----- INPUT DATA -----

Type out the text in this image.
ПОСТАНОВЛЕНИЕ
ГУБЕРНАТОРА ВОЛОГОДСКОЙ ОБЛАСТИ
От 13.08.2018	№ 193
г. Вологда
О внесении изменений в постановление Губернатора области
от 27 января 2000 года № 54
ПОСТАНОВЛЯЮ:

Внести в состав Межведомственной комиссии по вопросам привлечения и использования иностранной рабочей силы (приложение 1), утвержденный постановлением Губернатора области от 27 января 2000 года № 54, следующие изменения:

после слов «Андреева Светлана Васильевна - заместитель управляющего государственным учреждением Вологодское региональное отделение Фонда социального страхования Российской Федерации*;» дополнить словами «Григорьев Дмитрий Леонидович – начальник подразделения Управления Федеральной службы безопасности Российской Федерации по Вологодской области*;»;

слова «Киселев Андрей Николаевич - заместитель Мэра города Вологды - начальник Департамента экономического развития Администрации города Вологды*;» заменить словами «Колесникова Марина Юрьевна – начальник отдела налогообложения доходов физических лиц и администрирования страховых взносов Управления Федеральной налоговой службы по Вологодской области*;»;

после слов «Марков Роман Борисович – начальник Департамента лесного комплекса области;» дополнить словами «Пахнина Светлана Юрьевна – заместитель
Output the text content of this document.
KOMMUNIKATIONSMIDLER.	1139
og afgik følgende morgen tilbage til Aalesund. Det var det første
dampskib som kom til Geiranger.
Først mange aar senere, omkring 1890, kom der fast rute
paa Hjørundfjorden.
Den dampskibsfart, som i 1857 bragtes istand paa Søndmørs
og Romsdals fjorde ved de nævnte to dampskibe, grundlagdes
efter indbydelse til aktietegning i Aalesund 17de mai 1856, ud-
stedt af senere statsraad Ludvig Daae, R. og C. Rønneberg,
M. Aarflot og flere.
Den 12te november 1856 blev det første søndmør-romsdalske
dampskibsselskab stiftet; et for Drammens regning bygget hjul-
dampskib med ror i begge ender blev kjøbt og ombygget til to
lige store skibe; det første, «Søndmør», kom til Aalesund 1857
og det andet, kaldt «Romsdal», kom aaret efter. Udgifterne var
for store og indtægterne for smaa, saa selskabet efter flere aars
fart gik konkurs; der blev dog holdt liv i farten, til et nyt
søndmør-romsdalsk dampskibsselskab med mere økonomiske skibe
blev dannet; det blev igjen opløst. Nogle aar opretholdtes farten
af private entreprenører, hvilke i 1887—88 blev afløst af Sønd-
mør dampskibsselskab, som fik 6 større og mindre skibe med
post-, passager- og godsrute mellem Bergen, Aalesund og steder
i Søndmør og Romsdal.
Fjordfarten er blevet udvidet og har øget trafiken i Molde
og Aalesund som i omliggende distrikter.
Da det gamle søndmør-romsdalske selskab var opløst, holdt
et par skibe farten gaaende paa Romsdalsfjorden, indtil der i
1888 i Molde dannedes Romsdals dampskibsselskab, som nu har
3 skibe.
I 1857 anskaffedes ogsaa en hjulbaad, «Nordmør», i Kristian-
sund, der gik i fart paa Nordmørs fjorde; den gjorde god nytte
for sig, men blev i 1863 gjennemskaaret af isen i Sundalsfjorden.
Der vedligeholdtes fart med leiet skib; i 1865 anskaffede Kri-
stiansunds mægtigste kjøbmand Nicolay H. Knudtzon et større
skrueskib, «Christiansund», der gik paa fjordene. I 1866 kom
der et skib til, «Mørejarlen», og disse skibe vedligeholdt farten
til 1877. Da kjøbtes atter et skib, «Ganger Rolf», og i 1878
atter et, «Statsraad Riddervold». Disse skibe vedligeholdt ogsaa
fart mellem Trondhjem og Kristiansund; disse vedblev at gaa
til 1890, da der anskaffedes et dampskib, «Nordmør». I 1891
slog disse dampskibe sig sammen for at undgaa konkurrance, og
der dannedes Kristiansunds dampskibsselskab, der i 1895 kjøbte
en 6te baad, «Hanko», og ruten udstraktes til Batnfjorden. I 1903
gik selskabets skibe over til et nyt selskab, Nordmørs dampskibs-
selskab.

-----

## SET PROBLEM
Check each line above for "atter" and return the ones that have it.

## RESULT OF THIS TASK
til 1877. Da kjøbtes atter et skib, «Ganger Rolf», og i 1878
atter et, «Statsraad Riddervold». Disse skibe vedligeholdt ogsaa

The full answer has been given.